_YOUR GOAL_: Every line that holds "季环比年化" should be shown.

Stored entries:
________
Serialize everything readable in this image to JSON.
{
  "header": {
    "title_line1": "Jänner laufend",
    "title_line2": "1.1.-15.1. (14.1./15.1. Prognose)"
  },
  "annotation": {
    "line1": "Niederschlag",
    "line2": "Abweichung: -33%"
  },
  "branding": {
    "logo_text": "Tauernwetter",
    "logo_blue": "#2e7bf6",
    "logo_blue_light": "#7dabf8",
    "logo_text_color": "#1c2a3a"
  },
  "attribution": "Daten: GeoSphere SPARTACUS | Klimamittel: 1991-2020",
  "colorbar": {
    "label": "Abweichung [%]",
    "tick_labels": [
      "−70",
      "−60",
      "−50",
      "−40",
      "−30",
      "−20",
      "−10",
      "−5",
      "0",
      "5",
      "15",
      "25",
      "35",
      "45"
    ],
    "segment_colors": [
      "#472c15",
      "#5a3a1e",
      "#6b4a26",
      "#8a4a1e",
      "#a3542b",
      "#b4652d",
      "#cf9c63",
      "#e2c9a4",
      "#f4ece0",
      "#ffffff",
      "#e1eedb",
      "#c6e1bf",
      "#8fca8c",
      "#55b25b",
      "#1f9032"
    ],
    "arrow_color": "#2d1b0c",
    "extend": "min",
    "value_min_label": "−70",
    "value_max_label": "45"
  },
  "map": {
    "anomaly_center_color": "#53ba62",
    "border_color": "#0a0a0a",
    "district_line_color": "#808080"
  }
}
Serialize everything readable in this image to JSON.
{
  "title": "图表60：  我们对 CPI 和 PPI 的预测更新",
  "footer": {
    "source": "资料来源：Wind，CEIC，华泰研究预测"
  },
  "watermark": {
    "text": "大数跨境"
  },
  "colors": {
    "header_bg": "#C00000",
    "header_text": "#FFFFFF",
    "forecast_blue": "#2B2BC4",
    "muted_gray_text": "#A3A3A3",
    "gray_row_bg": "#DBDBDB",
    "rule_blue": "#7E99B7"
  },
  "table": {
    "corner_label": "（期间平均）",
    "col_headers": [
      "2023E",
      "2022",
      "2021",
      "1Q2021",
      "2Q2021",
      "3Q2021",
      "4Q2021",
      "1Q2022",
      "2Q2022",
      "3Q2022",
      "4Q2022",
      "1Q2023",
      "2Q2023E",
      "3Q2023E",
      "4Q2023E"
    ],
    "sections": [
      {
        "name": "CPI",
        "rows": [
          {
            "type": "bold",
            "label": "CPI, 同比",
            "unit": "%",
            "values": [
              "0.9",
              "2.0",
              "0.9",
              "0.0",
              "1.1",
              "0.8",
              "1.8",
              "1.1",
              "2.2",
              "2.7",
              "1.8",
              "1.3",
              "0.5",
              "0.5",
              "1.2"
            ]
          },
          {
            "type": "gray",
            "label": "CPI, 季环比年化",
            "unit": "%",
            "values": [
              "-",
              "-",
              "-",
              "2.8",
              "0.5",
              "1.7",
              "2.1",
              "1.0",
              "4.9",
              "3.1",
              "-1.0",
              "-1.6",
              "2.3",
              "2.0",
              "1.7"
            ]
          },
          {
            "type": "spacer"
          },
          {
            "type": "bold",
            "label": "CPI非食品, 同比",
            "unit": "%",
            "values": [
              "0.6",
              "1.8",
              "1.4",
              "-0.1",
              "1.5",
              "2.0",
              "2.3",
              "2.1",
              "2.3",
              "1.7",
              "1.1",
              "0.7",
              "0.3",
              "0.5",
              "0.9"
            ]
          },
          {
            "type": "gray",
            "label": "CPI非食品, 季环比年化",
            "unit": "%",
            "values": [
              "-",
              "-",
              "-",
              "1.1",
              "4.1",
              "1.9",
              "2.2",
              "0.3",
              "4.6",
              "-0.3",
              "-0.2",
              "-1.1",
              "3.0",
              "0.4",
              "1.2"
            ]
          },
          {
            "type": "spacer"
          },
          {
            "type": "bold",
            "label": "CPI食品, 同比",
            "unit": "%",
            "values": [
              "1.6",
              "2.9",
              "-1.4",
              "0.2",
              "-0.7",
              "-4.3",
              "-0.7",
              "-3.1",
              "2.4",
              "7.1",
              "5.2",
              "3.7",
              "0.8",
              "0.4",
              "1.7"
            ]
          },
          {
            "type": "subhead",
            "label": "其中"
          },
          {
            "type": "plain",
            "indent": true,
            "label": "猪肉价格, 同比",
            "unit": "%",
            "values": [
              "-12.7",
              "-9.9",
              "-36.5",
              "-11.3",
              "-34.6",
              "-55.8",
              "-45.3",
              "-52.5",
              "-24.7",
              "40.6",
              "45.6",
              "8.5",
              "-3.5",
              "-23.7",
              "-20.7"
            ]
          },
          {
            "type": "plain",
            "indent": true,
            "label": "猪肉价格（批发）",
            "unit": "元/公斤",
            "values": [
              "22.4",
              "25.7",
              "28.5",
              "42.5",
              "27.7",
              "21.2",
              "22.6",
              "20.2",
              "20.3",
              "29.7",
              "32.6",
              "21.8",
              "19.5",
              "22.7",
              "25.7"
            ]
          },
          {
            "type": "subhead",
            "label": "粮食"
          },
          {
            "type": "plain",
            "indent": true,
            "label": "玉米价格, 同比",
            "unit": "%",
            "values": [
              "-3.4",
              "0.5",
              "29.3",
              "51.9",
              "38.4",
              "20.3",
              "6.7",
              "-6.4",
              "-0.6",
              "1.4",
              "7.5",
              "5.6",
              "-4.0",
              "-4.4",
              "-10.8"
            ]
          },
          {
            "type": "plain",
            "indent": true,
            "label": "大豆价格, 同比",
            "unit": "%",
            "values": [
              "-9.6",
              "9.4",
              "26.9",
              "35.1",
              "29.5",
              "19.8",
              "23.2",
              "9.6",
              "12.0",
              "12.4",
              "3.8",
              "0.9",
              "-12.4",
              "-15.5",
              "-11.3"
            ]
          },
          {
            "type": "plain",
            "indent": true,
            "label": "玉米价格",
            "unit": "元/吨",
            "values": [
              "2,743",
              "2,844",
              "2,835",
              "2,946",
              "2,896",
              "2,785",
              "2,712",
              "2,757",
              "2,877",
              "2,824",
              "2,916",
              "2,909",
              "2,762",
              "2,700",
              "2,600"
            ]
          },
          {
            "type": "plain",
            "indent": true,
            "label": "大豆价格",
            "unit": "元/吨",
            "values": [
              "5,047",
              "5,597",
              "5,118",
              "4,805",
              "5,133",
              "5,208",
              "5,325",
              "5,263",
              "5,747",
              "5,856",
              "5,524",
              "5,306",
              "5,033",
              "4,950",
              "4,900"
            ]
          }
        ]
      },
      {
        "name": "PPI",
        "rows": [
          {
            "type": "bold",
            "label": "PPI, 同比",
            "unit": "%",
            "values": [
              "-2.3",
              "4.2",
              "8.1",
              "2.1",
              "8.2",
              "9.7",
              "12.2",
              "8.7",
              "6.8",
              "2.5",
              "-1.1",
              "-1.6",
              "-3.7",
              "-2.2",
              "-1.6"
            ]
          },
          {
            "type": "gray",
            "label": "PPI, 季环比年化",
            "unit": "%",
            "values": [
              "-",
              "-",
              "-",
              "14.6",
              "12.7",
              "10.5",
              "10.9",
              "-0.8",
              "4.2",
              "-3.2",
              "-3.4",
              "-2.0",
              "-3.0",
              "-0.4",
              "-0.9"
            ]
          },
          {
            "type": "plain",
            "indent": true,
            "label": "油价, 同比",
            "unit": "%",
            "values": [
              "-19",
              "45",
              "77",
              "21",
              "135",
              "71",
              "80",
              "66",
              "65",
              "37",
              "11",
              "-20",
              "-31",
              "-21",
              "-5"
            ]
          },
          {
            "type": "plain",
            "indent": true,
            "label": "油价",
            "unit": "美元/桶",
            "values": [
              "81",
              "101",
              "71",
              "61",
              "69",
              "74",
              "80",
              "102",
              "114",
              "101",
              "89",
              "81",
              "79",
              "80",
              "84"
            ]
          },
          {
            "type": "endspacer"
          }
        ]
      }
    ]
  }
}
________
_OUTPUT OF THE TASK_:
            "label": "CPI, 季环比年化",
            "label": "CPI非食品, 季环比年化",
            "label": "PPI, 季环比年化",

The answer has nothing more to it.